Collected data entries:
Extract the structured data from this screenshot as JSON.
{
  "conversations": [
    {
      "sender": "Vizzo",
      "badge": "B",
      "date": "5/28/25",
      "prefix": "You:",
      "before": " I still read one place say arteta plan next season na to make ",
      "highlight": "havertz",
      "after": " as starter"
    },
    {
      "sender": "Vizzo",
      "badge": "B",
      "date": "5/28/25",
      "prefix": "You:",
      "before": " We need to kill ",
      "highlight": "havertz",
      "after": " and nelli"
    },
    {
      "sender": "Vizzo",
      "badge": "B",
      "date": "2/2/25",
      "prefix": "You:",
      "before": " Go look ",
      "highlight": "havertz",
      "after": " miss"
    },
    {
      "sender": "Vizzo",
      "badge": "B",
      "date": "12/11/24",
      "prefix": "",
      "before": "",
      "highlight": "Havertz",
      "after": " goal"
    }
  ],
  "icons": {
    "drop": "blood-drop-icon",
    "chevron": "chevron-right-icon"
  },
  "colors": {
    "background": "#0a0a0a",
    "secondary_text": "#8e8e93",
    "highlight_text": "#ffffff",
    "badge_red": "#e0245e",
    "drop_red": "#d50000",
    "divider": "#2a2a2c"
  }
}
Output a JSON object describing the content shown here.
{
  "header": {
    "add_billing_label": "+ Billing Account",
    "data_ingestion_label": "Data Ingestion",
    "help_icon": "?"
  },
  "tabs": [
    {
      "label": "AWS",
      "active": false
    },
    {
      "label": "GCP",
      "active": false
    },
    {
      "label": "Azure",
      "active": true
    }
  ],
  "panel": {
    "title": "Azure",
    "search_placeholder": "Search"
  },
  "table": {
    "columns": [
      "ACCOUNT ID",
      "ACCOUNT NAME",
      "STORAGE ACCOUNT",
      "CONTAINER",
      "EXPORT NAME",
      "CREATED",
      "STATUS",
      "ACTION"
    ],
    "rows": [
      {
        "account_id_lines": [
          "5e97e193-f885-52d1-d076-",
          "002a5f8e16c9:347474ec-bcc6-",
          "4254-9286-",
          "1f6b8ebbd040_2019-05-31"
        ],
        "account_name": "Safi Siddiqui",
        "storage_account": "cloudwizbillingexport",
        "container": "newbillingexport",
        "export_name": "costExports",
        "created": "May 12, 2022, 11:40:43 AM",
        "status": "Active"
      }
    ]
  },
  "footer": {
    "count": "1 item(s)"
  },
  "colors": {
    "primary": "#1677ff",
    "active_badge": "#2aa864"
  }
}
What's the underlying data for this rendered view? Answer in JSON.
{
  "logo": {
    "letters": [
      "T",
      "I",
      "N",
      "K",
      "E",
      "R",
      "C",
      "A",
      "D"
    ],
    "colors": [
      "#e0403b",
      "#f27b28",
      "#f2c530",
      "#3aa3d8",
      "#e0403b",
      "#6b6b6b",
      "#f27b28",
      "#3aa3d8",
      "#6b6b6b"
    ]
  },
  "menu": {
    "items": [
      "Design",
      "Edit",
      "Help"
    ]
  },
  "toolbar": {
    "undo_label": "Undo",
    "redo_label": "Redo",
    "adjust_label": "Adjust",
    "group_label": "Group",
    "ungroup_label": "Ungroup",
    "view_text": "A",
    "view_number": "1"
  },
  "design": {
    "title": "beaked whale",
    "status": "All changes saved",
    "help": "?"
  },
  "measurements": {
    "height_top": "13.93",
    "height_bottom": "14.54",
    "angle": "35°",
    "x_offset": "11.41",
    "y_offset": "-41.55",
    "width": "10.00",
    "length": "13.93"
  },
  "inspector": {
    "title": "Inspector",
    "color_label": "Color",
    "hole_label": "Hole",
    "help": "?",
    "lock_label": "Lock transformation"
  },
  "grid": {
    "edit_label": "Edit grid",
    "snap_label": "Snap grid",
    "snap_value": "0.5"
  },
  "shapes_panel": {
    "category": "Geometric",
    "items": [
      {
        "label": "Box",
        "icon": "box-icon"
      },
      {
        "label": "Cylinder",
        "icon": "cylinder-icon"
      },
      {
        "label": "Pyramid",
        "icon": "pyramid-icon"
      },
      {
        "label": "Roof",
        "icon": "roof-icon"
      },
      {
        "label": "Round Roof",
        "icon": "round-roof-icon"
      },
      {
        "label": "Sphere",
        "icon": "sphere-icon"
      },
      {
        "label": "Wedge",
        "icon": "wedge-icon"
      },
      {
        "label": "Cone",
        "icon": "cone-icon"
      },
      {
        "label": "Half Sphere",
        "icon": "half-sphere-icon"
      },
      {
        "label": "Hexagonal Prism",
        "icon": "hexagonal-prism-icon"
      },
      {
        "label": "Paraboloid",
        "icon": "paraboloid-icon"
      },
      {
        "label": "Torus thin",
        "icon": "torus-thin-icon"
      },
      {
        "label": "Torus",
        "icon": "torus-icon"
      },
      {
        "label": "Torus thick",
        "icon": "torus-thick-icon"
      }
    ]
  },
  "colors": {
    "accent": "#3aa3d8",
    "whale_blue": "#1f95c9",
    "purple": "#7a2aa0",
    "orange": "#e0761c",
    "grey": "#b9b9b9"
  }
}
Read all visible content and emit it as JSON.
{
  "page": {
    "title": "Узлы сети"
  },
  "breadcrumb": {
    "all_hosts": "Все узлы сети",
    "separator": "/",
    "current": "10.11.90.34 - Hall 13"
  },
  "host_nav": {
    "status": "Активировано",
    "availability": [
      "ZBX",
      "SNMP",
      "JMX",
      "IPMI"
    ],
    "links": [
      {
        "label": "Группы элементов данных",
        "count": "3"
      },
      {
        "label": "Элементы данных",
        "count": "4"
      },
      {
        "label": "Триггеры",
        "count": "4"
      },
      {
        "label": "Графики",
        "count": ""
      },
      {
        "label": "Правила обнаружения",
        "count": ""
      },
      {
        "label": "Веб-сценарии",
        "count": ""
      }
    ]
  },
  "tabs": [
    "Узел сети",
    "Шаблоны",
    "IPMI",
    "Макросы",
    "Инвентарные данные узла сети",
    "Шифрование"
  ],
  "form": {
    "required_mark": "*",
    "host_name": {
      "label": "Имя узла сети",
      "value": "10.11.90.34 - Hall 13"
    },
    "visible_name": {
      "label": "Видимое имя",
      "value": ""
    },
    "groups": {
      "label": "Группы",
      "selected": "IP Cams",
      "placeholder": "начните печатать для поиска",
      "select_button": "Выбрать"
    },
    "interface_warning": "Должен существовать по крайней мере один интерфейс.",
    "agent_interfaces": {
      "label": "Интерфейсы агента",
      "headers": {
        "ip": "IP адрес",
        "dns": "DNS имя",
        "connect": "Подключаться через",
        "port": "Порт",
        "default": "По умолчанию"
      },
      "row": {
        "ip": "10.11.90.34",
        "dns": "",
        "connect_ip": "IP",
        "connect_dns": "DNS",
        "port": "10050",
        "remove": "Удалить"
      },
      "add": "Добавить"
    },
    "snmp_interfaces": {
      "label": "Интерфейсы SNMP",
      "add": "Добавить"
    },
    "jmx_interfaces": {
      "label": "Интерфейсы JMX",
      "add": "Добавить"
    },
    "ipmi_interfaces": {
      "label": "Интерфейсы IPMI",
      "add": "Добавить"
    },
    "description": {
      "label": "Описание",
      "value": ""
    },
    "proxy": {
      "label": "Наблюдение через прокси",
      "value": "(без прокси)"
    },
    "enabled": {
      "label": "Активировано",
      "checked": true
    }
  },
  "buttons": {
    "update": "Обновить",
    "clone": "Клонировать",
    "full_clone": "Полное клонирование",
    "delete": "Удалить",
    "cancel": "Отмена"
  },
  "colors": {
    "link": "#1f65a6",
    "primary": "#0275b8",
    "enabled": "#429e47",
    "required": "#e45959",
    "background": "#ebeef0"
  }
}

[Instructions for the task]
Repeat the records above exactly as they appear.

[Reply]
Extract the structured data from this screenshot as JSON.
{
  "conversations": [
    {
      "sender": "Vizzo",
      "badge": "B",
      "date": "5/28/25",
      "prefix": "You:",
      "before": " I still read one place say arteta plan next season na to make ",
      "highlight": "havertz",
      "after": " as starter"
    },
    {
      "sender": "Vizzo",
      "badge": "B",
      "date": "5/28/25",
      "prefix": "You:",
      "before": " We need to kill ",
      "highlight": "havertz",
      "after": " and nelli"
    },
    {
      "sender": "Vizzo",
      "badge": "B",
      "date": "2/2/25",
      "prefix": "You:",
      "before": " Go look ",
      "highlight": "havertz",
      "after": " miss"
    },
    {
      "sender": "Vizzo",
      "badge": "B",
      "date": "12/11/24",
      "prefix": "",
      "before": "",
      "highlight": "Havertz",
      "after": " goal"
    }
  ],
  "icons": {
    "drop": "blood-drop-icon",
    "chevron": "chevron-right-icon"
  },
  "colors": {
    "background": "#0a0a0a",
    "secondary_text": "#8e8e93",
    "highlight_text": "#ffffff",
    "badge_red": "#e0245e",
    "drop_red": "#d50000",
    "divider": "#2a2a2c"
  }
}
Output a JSON object describing the content shown here.
{
  "header": {
    "add_billing_label": "+ Billing Account",
    "data_ingestion_label": "Data Ingestion",
    "help_icon": "?"
  },
  "tabs": [
    {
      "label": "AWS",
      "active": false
    },
    {
      "label": "GCP",
      "active": false
    },
    {
      "label": "Azure",
      "active": true
    }
  ],
  "panel": {
    "title": "Azure",
    "search_placeholder": "Search"
  },
  "table": {
    "columns": [
      "ACCOUNT ID",
      "ACCOUNT NAME",
      "STORAGE ACCOUNT",
      "CONTAINER",
      "EXPORT NAME",
      "CREATED",
      "STATUS",
      "ACTION"
    ],
    "rows": [
      {
        "account_id_lines": [
          "5e97e193-f885-52d1-d076-",
          "002a5f8e16c9:347474ec-bcc6-",
          "4254-9286-",
          "1f6b8ebbd040_2019-05-31"
        ],
        "account_name": "Safi Siddiqui",
        "storage_account": "cloudwizbillingexport",
        "container": "newbillingexport",
        "export_name": "costExports",
        "created": "May 12, 2022, 11:40:43 AM",
        "status": "Active"
      }
    ]
  },
  "footer": {
    "count": "1 item(s)"
  },
  "colors": {
    "primary": "#1677ff",
    "active_badge": "#2aa864"
  }
}
What's the underlying data for this rendered view? Answer in JSON.
{
  "logo": {
    "letters": [
      "T",
      "I",
      "N",
      "K",
      "E",
      "R",
      "C",
      "A",
      "D"
    ],
    "colors": [
      "#e0403b",
      "#f27b28",
      "#f2c530",
      "#3aa3d8",
      "#e0403b",
      "#6b6b6b",
      "#f27b28",
      "#3aa3d8",
      "#6b6b6b"
    ]
  },
  "menu": {
    "items": [
      "Design",
      "Edit",
      "Help"
    ]
  },
  "toolbar": {
    "undo_label": "Undo",
    "redo_label": "Redo",
    "adjust_label": "Adjust",
    "group_label": "Group",
    "ungroup_label": "Ungroup",
    "view_text": "A",
    "view_number": "1"
  },
  "design": {
    "title": "beaked whale",
    "status": "All changes saved",
    "help": "?"
  },
  "measurements": {
    "height_top": "13.93",
    "height_bottom": "14.54",
    "angle": "35°",
    "x_offset": "11.41",
    "y_offset": "-41.55",
    "width": "10.00",
    "length": "13.93"
  },
  "inspector": {
    "title": "Inspector",
    "color_label": "Color",
    "hole_label": "Hole",
    "help": "?",
    "lock_label": "Lock transformation"
  },
  "grid": {
    "edit_label": "Edit grid",
    "snap_label": "Snap grid",
    "snap_value": "0.5"
  },
  "shapes_panel": {
    "category": "Geometric",
    "items": [
      {
        "label": "Box",
        "icon": "box-icon"
      },
      {
        "label": "Cylinder",
        "icon": "cylinder-icon"
      },
      {
        "label": "Pyramid",
        "icon": "pyramid-icon"
      },
      {
        "label": "Roof",
        "icon": "roof-icon"
      },
      {
        "label": "Round Roof",
        "icon": "round-roof-icon"
      },
      {
        "label": "Sphere",
        "icon": "sphere-icon"
      },
      {
        "label": "Wedge",
        "icon": "wedge-icon"
      },
      {
        "label": "Cone",
        "icon": "cone-icon"
      },
      {
        "label": "Half Sphere",
        "icon": "half-sphere-icon"
      },
      {
        "label": "Hexagonal Prism",
        "icon": "hexagonal-prism-icon"
      },
      {
        "label": "Paraboloid",
        "icon": "paraboloid-icon"
      },
      {
        "label": "Torus thin",
        "icon": "torus-thin-icon"
      },
      {
        "label": "Torus",
        "icon": "torus-icon"
      },
      {
        "label": "Torus thick",
        "icon": "torus-thick-icon"
      }
    ]
  },
  "colors": {
    "accent": "#3aa3d8",
    "whale_blue": "#1f95c9",
    "purple": "#7a2aa0",
    "orange": "#e0761c",
    "grey": "#b9b9b9"
  }
}
Read all visible content and emit it as JSON.
{
  "page": {
    "title": "Узлы сети"
  },
  "breadcrumb": {
    "all_hosts": "Все узлы сети",
    "separator": "/",
    "current": "10.11.90.34 - Hall 13"
  },
  "host_nav": {
    "status": "Активировано",
    "availability": [
      "ZBX",
      "SNMP",
      "JMX",
      "IPMI"
    ],
    "links": [
      {
        "label": "Группы элементов данных",
        "count": "3"
      },
      {
        "label": "Элементы данных",
        "count": "4"
      },
      {
        "label": "Триггеры",
        "count": "4"
      },
      {
        "label": "Графики",
        "count": ""
      },
      {
        "label": "Правила обнаружения",
        "count": ""
      },
      {
        "label": "Веб-сценарии",
        "count": ""
      }
    ]
  },
  "tabs": [
    "Узел сети",
    "Шаблоны",
    "IPMI",
    "Макросы",
    "Инвентарные данные узла сети",
    "Шифрование"
  ],
  "form": {
    "required_mark": "*",
    "host_name": {
      "label": "Имя узла сети",
      "value": "10.11.90.34 - Hall 13"
    },
    "visible_name": {
      "label": "Видимое имя",
      "value": ""
    },
    "groups": {
      "label": "Группы",
      "selected": "IP Cams",
      "placeholder": "начните печатать для поиска",
      "select_button": "Выбрать"
    },
    "interface_warning": "Должен существовать по крайней мере один интерфейс.",
    "agent_interfaces": {
      "label": "Интерфейсы агента",
      "headers": {
        "ip": "IP адрес",
        "dns": "DNS имя",
        "connect": "Подключаться через",
        "port": "Порт",
        "default": "По умолчанию"
      },
      "row": {
        "ip": "10.11.90.34",
        "dns": "",
        "connect_ip": "IP",
        "connect_dns": "DNS",
        "port": "10050",
        "remove": "Удалить"
      },
      "add": "Добавить"
    },
    "snmp_interfaces": {
      "label": "Интерфейсы SNMP",
      "add": "Добавить"
    },
    "jmx_interfaces": {
      "label": "Интерфейсы JMX",
      "add": "Добавить"
    },
    "ipmi_interfaces": {
      "label": "Интерфейсы IPMI",
      "add": "Добавить"
    },
    "description": {
      "label": "Описание",
      "value": ""
    },
    "proxy": {
      "label": "Наблюдение через прокси",
      "value": "(без прокси)"
    },
    "enabled": {
      "label": "Активировано",
      "checked": true
    }
  },
  "buttons": {
    "update": "Обновить",
    "clone": "Клонировать",
    "full_clone": "Полное клонирование",
    "delete": "Удалить",
    "cancel": "Отмена"
  },
  "colors": {
    "link": "#1f65a6",
    "primary": "#0275b8",
    "enabled": "#429e47",
    "required": "#e45959",
    "background": "#ebeef0"
  }
}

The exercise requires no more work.